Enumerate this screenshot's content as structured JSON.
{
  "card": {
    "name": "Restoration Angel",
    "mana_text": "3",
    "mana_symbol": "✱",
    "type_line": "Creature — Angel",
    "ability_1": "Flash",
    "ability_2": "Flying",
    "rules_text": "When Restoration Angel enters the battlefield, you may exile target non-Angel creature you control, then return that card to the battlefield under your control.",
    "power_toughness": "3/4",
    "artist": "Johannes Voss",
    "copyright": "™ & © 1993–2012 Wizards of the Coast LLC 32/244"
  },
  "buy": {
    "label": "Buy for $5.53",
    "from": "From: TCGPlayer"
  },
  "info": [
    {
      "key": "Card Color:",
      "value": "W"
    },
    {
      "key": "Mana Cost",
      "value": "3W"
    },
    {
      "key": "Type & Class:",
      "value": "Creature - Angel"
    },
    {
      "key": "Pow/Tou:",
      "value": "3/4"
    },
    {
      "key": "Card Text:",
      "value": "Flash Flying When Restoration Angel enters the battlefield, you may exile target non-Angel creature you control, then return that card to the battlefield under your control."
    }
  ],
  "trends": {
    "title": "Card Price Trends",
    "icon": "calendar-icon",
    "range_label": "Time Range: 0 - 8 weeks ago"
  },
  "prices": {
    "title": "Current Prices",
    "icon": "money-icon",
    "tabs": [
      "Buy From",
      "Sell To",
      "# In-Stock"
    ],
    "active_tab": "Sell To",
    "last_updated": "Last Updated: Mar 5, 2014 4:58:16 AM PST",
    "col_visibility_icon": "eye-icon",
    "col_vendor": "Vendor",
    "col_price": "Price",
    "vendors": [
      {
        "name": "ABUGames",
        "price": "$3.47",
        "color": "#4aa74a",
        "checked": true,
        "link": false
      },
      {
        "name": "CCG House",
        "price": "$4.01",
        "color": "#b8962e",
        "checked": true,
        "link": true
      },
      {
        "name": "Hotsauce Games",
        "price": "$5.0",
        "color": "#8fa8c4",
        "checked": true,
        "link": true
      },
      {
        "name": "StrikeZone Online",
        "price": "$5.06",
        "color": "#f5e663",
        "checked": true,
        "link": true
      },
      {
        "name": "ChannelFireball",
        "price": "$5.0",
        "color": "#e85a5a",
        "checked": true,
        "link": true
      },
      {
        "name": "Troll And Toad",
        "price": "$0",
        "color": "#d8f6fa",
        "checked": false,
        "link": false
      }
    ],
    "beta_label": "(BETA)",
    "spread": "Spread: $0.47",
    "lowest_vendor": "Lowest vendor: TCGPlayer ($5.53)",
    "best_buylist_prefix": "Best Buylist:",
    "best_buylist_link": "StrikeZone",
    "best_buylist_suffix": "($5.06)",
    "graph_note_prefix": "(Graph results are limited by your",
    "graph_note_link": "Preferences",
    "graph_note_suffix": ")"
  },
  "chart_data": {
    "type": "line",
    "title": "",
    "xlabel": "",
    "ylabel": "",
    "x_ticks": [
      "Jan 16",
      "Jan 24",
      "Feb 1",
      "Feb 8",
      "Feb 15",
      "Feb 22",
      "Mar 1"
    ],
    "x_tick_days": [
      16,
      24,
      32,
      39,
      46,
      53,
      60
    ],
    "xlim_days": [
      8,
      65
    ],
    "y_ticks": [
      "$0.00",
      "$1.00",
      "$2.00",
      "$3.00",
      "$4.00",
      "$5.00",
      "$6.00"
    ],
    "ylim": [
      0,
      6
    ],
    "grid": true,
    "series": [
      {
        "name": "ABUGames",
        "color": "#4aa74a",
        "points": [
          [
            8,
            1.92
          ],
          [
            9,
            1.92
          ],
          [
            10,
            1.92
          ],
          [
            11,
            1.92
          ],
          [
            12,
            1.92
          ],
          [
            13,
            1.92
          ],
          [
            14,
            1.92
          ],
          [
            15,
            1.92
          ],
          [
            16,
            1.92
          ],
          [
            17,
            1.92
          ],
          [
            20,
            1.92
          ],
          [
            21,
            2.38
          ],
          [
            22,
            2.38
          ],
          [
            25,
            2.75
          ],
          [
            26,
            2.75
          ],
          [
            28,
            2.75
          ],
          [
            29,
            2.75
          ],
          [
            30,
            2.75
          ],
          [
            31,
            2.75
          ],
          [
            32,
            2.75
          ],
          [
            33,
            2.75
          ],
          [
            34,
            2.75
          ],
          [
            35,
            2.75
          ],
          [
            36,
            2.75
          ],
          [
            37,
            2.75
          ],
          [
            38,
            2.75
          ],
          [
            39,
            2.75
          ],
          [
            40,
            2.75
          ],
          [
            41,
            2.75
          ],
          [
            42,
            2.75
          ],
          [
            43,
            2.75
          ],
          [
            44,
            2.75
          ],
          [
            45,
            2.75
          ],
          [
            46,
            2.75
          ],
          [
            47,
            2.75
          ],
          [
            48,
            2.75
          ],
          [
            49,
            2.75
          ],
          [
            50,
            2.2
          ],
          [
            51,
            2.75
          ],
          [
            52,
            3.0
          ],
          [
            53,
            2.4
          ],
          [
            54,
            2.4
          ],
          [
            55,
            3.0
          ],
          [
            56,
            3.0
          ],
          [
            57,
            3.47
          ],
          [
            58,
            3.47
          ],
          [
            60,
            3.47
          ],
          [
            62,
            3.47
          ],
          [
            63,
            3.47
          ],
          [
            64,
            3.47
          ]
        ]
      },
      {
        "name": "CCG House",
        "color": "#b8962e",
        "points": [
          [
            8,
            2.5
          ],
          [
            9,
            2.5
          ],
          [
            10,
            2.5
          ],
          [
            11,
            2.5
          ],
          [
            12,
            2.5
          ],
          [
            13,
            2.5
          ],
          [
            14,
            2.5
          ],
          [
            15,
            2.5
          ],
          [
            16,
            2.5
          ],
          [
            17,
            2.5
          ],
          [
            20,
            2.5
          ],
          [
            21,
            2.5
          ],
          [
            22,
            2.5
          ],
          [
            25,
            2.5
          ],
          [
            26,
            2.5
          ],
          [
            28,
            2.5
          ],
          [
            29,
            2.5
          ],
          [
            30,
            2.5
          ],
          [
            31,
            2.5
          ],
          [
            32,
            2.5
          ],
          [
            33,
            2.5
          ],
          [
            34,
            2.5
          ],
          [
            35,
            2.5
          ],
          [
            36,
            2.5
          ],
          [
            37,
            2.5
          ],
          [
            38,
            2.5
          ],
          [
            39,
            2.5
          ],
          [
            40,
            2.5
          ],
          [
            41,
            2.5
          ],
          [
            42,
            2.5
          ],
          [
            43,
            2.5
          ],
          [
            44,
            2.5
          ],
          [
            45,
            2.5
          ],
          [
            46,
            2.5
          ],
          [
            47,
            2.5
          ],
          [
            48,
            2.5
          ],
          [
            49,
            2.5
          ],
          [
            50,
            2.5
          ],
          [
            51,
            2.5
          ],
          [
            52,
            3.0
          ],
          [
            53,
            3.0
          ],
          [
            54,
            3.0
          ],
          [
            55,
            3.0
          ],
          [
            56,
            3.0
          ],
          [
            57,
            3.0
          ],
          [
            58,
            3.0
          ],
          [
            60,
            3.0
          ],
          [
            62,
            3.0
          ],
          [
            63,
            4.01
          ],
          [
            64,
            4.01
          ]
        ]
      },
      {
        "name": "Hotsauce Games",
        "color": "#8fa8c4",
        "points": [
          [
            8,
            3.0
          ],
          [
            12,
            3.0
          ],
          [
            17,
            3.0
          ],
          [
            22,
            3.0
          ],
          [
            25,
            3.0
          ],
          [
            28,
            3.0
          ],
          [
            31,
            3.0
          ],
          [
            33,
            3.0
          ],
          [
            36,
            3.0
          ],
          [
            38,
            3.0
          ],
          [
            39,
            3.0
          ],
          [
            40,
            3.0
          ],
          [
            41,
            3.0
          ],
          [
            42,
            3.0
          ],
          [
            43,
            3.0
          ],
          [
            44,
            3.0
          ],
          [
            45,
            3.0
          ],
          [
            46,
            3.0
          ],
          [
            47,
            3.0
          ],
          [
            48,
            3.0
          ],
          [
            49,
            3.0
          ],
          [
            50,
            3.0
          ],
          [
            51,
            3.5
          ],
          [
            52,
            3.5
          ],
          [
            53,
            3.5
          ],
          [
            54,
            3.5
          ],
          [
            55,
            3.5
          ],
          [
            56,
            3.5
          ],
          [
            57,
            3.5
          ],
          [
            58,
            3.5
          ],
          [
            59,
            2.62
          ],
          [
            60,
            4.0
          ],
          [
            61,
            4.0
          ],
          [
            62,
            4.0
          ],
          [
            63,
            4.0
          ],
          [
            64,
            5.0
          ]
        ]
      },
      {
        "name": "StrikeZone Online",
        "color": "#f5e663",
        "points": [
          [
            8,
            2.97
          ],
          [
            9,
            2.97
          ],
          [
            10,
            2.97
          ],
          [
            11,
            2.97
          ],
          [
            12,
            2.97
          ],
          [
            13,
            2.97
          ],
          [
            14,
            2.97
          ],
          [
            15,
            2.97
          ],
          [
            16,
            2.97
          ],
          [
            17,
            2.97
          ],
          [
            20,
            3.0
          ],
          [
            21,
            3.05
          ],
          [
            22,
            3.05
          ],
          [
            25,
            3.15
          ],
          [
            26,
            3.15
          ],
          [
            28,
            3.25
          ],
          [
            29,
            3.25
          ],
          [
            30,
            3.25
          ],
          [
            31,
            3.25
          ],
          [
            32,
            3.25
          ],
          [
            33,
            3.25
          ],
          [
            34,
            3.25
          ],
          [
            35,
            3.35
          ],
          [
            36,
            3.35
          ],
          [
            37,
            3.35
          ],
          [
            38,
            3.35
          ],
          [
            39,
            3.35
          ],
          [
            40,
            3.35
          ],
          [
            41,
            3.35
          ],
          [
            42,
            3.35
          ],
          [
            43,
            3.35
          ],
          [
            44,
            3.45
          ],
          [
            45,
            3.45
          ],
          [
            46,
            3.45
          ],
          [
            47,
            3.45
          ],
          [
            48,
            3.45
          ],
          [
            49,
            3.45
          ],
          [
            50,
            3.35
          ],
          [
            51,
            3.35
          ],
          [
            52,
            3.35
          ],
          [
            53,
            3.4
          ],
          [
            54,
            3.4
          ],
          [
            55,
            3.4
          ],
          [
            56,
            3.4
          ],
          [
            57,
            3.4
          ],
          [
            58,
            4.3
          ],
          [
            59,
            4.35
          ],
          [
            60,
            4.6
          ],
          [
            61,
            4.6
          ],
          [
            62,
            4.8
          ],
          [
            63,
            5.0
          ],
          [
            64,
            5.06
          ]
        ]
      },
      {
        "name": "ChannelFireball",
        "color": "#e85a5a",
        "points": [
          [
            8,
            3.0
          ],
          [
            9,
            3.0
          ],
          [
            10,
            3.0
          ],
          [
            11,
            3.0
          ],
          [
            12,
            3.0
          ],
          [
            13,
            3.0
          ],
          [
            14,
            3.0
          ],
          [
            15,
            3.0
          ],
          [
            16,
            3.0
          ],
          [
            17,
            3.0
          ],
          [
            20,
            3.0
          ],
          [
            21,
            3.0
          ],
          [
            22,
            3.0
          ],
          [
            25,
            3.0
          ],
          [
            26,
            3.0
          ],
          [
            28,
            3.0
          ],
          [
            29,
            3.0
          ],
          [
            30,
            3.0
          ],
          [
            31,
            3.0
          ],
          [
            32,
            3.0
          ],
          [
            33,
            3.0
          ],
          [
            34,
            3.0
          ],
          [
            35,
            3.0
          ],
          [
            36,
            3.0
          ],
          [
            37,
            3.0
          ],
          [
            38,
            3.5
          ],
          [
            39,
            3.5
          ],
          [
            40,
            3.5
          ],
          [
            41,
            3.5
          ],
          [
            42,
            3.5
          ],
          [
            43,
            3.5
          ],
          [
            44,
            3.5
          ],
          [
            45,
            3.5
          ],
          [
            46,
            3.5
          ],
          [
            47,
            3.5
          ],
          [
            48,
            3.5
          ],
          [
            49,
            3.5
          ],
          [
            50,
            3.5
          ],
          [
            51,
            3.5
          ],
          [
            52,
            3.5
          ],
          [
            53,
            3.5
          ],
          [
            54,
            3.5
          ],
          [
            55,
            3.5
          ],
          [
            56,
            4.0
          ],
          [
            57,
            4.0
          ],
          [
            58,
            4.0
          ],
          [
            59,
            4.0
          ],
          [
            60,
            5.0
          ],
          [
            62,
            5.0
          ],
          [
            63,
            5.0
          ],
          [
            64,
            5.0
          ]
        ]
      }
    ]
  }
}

* _TASK DESCRIPTION_
Isolate the lines that hold the word "title" and copy all of them.

* _RESPONSE FOR THIS EXERCISE_
    "title": "Card Price Trends",
    "title": "Current Prices",
    "title": "",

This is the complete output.